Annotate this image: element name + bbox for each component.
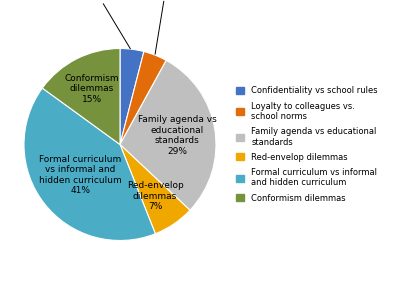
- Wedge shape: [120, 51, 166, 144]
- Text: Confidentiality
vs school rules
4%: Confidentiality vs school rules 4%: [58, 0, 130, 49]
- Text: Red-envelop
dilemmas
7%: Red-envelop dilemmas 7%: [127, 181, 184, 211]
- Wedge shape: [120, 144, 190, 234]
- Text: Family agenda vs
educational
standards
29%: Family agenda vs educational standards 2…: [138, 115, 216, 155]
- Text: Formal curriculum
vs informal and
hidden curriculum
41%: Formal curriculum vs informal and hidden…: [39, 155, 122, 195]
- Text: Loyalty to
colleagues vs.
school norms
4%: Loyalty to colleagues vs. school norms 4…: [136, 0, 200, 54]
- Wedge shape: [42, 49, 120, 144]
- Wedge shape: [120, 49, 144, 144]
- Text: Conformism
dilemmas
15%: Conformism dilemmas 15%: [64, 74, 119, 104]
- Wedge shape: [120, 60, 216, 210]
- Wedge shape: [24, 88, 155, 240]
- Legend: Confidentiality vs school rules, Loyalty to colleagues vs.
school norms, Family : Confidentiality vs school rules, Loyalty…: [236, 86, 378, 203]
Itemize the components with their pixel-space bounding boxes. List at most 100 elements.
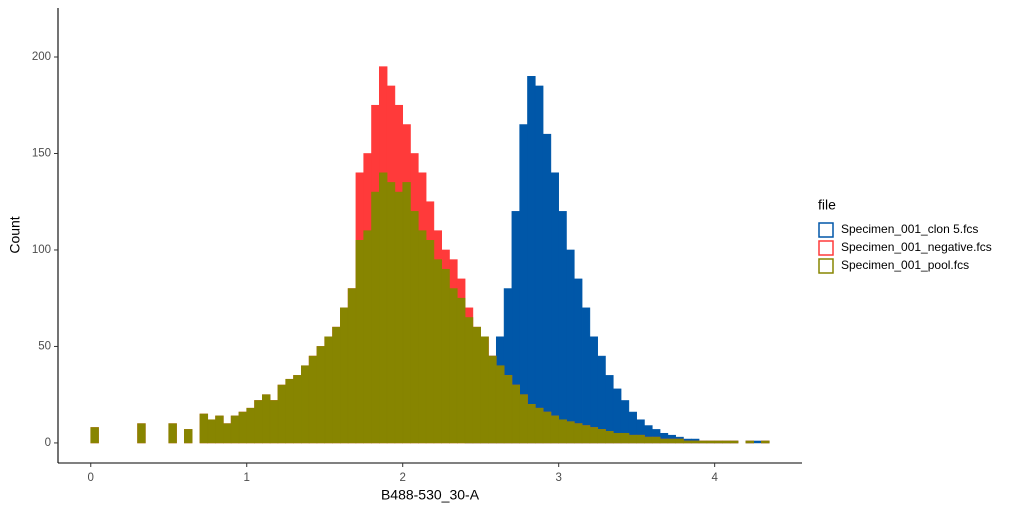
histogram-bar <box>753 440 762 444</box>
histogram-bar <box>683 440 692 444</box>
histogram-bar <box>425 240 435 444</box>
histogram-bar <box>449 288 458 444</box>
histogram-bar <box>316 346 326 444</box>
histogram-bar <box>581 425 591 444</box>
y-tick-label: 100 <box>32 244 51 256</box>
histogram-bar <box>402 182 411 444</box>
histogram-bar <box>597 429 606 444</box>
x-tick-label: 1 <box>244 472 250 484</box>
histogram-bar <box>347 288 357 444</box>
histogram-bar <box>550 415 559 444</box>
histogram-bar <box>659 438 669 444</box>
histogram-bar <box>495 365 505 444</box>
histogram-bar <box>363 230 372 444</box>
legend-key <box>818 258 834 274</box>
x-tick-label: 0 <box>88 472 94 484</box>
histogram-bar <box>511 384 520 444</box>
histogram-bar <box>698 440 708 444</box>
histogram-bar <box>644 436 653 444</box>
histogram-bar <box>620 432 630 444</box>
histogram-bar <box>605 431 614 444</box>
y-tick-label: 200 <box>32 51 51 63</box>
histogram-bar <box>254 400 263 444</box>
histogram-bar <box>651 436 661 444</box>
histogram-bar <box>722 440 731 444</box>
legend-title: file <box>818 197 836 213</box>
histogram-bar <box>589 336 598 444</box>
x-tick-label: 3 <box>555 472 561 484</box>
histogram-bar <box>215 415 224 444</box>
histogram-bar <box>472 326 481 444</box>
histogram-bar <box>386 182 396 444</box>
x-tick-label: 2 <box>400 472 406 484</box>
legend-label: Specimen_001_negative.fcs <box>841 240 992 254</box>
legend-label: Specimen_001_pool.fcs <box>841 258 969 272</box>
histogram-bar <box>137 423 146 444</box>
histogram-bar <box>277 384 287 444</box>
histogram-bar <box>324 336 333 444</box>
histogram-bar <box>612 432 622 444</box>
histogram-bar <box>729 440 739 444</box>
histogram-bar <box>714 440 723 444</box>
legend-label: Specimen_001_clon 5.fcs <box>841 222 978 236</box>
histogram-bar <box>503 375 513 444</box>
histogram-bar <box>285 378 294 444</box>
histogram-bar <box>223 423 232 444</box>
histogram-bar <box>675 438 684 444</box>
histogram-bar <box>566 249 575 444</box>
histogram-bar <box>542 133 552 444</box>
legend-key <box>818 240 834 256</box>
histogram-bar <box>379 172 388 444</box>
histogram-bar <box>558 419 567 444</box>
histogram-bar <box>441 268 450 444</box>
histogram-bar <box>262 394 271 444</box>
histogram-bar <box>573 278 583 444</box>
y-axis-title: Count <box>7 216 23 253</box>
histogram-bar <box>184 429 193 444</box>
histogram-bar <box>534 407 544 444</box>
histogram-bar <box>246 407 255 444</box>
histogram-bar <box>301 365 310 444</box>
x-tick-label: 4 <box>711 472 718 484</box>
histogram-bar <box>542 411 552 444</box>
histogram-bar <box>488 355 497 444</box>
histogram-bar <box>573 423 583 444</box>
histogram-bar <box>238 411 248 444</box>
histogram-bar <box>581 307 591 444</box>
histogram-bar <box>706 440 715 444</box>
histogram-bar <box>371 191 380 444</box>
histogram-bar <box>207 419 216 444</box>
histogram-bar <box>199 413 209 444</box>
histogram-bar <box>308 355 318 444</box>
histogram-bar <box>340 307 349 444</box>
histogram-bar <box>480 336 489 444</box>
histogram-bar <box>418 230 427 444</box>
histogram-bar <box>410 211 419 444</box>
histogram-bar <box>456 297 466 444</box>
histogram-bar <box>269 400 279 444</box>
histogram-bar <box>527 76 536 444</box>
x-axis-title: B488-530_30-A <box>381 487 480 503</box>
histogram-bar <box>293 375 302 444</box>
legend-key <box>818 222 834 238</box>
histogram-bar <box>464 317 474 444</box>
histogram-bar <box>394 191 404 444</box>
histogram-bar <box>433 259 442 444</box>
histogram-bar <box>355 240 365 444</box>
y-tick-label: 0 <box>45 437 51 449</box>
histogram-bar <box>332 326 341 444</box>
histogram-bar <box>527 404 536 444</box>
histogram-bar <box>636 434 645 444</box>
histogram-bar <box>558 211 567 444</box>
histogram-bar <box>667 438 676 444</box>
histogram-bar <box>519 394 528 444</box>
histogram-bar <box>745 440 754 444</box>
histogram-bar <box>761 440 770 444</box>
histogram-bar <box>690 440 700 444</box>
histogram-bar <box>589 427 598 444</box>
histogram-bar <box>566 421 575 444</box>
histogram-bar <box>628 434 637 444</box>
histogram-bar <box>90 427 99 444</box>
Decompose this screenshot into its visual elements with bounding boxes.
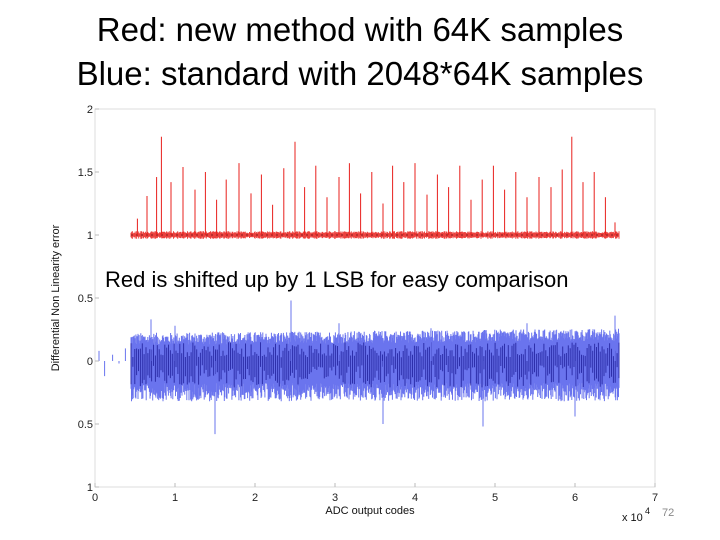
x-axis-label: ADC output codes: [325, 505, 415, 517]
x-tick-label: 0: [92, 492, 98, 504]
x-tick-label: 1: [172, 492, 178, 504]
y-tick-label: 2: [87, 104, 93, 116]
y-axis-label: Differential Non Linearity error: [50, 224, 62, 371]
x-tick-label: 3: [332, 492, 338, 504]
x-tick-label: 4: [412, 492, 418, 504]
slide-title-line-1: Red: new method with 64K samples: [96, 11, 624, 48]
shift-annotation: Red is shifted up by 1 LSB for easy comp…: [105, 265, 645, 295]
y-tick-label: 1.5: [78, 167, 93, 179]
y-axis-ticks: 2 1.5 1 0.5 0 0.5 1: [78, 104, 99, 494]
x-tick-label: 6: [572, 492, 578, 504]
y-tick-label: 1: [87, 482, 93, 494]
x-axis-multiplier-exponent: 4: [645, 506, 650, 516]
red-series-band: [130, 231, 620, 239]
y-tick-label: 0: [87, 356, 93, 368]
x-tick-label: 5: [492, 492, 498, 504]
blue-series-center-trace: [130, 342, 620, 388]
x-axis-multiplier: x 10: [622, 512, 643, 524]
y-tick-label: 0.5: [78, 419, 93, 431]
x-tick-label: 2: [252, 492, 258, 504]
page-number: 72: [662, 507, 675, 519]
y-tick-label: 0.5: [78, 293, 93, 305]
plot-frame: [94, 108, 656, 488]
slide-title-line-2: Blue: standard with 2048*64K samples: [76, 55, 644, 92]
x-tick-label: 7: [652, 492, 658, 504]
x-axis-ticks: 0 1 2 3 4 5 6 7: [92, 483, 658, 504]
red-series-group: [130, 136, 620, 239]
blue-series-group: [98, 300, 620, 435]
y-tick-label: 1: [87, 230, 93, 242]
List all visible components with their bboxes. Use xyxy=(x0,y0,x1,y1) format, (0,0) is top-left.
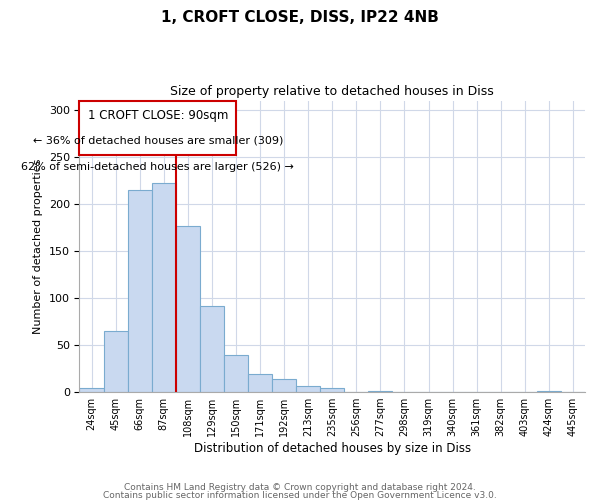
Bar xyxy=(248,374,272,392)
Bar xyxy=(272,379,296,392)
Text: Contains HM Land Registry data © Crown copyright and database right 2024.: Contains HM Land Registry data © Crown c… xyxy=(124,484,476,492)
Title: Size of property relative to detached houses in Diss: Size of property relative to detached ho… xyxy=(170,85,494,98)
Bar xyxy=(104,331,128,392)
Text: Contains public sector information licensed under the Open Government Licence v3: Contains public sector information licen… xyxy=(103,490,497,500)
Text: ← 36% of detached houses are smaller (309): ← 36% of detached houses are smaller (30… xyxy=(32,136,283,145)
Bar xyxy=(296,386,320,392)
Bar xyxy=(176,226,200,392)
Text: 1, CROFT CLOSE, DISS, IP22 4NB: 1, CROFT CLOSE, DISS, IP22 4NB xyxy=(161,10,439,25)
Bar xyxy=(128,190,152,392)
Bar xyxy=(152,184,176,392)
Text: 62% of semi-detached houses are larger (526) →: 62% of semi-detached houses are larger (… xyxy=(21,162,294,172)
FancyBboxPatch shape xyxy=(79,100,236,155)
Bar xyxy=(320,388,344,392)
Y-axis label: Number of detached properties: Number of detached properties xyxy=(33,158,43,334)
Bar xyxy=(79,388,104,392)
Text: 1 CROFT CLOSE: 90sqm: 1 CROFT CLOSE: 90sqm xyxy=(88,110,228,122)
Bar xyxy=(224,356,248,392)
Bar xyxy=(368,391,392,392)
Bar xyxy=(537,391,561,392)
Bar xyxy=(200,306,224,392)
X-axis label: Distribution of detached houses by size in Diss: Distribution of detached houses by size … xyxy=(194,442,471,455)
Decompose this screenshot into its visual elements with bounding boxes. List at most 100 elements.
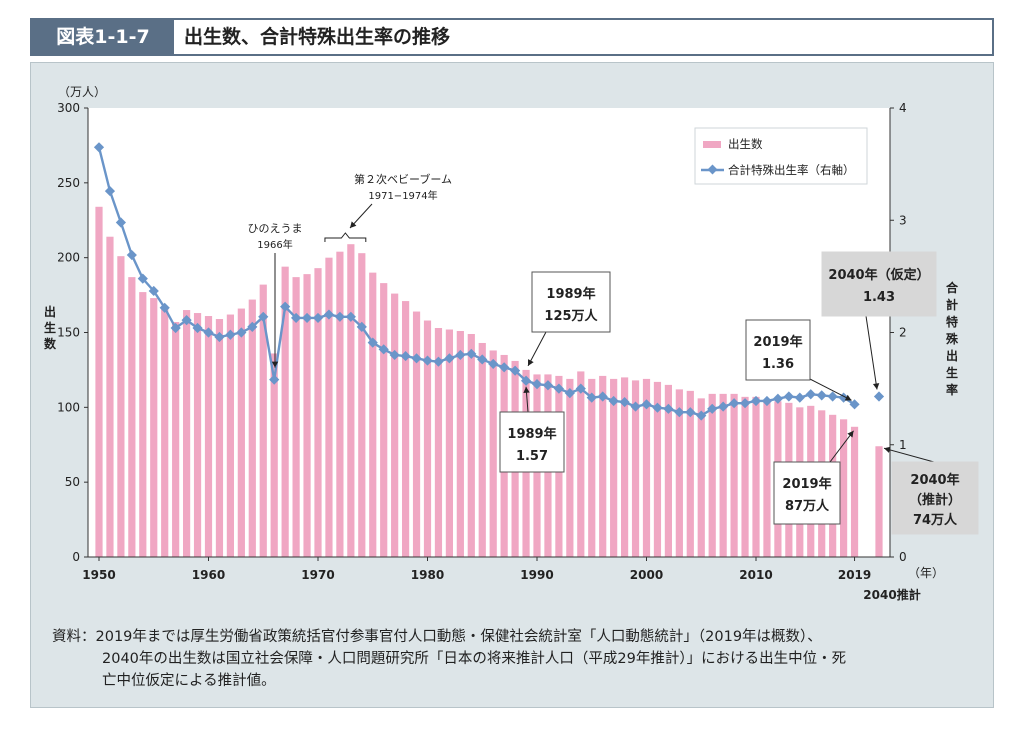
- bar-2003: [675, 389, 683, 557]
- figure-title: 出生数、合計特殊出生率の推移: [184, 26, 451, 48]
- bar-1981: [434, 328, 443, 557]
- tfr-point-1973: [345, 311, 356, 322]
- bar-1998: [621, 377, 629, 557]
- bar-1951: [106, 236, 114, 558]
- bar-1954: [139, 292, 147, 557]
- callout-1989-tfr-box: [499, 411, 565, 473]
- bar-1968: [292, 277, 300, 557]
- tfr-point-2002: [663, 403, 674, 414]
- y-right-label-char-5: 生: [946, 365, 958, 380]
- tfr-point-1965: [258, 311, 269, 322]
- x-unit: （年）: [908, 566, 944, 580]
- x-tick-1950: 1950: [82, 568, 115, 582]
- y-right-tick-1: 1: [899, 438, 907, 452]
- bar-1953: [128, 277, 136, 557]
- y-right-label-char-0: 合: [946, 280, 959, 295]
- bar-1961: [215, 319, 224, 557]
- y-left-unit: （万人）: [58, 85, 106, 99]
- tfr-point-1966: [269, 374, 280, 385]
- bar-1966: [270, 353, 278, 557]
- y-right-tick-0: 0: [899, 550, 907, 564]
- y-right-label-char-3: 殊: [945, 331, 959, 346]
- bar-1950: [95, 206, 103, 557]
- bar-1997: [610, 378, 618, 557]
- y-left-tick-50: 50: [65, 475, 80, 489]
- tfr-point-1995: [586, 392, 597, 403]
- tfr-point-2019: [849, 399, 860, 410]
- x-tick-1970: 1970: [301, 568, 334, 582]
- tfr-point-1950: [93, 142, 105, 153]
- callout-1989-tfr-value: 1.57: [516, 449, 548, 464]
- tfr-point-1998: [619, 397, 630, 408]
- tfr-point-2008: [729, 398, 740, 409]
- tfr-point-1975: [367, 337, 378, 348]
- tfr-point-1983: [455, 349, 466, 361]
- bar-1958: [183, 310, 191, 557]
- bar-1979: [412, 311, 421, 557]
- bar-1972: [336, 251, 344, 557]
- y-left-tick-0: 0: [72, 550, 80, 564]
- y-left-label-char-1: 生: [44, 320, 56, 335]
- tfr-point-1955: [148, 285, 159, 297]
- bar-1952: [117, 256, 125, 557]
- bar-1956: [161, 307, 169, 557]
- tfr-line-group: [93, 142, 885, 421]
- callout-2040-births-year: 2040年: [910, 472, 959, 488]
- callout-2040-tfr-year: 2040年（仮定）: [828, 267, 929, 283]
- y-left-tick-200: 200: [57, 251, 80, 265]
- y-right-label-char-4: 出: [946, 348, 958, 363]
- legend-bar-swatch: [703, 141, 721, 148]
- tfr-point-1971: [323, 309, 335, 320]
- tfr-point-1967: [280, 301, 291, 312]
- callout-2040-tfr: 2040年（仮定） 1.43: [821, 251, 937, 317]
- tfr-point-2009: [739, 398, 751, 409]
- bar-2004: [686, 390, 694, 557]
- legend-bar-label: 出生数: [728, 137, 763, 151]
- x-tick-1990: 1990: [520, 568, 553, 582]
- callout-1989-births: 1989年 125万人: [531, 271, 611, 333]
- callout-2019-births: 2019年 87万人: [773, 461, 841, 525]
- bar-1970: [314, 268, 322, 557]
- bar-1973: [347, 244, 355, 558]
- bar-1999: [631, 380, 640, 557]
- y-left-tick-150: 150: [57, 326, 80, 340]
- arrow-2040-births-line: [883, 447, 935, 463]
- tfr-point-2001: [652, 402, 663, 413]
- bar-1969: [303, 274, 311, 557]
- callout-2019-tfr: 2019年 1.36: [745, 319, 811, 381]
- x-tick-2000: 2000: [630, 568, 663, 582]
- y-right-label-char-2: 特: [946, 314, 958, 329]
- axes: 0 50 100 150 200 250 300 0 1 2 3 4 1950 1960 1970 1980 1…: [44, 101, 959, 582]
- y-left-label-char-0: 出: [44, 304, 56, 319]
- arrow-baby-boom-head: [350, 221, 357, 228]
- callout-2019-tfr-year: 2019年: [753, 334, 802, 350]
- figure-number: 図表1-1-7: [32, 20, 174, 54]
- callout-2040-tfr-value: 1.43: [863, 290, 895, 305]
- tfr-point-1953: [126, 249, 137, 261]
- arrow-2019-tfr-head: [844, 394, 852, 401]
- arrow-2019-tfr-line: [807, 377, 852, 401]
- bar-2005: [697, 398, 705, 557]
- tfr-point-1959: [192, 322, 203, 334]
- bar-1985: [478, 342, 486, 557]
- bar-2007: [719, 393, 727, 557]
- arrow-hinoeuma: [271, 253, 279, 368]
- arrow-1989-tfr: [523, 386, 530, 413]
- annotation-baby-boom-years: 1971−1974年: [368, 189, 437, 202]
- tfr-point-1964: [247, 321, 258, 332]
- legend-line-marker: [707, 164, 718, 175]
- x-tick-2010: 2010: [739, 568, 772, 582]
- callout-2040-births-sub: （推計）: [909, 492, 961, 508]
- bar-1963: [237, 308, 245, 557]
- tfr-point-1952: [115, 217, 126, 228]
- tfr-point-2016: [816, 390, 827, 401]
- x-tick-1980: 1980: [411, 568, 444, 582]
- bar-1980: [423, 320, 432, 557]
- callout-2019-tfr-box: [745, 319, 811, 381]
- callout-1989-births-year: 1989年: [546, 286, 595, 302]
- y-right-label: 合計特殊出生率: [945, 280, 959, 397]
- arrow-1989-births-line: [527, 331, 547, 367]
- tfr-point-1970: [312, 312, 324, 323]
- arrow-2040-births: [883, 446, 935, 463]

┄┄┄┄┄┄┄┄┄┄┄┄┄┄┄┄┄┄┄┄

**Written exercise**: Return the lines verbatim, beginning at the line that contains "- bar-2003: [675, 389, 683, 557]" and stopping after the line that contains "- bar-1954: [139, 292, 147, 557]".

**Solved exercise**:
- bar-2003: [675, 389, 683, 557]
- figure-title: 出生数、合計特殊出生率の推移: [184, 26, 451, 48]
- bar-1981: [434, 328, 443, 557]
- tfr-point-1973: [345, 311, 356, 322]
- bar-1998: [621, 377, 629, 557]
- bar-1951: [106, 236, 114, 558]
- bar-1954: [139, 292, 147, 557]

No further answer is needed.